Exercise aim: Your task is to locate every line holding the string "Release" and to copy each of them.

Entries:

━━━

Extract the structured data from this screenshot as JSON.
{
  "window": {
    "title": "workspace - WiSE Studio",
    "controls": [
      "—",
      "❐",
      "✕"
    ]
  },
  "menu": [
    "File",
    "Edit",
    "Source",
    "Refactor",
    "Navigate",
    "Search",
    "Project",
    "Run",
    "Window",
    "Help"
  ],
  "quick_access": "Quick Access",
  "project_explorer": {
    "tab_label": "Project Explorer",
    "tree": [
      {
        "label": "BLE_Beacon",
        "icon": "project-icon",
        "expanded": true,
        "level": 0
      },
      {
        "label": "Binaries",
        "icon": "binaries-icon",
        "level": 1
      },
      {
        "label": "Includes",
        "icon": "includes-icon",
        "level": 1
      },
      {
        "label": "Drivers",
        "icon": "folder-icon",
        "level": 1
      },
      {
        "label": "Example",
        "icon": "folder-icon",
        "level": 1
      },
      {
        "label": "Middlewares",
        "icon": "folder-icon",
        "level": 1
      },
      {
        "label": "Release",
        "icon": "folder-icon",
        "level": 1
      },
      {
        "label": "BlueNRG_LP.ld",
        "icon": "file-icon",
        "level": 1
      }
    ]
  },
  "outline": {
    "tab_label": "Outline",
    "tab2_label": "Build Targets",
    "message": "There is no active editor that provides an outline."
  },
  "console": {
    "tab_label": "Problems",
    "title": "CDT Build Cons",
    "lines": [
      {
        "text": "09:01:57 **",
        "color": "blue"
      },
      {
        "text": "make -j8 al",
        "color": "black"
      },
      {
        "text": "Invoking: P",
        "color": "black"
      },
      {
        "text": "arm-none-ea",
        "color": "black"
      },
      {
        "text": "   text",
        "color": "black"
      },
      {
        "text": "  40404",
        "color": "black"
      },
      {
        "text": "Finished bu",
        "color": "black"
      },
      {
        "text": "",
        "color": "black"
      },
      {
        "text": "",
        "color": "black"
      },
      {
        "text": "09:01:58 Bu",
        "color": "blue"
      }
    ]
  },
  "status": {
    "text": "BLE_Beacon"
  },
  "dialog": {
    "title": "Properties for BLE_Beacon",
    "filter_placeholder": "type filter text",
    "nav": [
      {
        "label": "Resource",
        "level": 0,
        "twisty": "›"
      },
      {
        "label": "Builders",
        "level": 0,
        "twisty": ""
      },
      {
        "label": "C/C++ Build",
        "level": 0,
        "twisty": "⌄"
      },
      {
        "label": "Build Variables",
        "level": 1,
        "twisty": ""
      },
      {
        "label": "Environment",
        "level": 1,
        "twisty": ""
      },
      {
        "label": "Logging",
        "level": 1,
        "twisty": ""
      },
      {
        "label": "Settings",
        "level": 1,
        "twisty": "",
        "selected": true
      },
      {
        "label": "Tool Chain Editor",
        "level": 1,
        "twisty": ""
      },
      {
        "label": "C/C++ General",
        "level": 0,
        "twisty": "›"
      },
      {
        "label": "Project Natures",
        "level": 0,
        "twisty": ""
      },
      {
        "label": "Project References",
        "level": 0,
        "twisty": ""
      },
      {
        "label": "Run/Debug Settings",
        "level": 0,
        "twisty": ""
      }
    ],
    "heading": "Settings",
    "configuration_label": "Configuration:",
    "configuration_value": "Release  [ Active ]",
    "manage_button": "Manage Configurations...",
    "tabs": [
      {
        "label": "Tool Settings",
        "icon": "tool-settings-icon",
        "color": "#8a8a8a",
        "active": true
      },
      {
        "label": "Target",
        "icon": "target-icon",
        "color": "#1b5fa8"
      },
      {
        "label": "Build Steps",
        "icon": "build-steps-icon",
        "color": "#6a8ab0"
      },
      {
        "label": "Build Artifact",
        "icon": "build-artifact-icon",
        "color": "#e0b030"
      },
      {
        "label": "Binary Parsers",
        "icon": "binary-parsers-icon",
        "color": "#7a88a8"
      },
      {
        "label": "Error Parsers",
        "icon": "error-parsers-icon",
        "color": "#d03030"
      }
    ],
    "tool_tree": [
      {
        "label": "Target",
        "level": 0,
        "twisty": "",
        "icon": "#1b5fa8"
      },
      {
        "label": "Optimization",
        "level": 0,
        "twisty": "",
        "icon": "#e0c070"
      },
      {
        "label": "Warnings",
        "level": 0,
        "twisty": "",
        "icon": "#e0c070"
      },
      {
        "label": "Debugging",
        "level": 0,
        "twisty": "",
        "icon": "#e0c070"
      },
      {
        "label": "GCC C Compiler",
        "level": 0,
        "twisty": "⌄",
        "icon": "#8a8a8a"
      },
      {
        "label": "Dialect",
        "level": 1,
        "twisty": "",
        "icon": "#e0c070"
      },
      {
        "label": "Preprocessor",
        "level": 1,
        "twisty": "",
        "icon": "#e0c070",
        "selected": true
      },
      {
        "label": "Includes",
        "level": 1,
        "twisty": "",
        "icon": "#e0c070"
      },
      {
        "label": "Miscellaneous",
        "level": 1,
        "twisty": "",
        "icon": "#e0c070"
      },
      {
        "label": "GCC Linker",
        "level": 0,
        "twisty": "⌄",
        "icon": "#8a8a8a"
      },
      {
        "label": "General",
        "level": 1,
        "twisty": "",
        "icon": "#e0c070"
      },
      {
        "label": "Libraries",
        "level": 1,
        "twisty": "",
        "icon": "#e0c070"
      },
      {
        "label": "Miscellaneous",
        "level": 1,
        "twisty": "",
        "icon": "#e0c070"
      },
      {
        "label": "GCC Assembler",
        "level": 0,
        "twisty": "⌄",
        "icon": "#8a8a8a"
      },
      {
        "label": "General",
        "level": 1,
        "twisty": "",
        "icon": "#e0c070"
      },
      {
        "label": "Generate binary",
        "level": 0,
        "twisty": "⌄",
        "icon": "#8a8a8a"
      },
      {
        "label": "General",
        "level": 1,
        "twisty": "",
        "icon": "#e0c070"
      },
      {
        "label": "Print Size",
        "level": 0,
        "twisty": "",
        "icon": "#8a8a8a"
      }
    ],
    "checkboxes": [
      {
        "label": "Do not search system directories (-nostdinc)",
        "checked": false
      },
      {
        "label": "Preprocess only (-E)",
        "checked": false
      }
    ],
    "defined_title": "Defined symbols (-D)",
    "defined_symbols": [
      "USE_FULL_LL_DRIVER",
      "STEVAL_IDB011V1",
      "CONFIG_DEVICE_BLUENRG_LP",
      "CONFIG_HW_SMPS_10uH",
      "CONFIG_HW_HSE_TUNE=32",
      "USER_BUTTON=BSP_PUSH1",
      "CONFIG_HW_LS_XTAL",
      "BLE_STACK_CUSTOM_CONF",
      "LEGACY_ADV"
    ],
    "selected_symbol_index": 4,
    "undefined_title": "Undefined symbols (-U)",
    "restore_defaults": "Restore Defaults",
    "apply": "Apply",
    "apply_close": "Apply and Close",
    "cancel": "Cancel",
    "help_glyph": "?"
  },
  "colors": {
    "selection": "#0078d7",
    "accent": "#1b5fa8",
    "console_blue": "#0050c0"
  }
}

━━━

Completed exercise:
        "label": "Release",
    "configuration_value": "Release  [ Active ]",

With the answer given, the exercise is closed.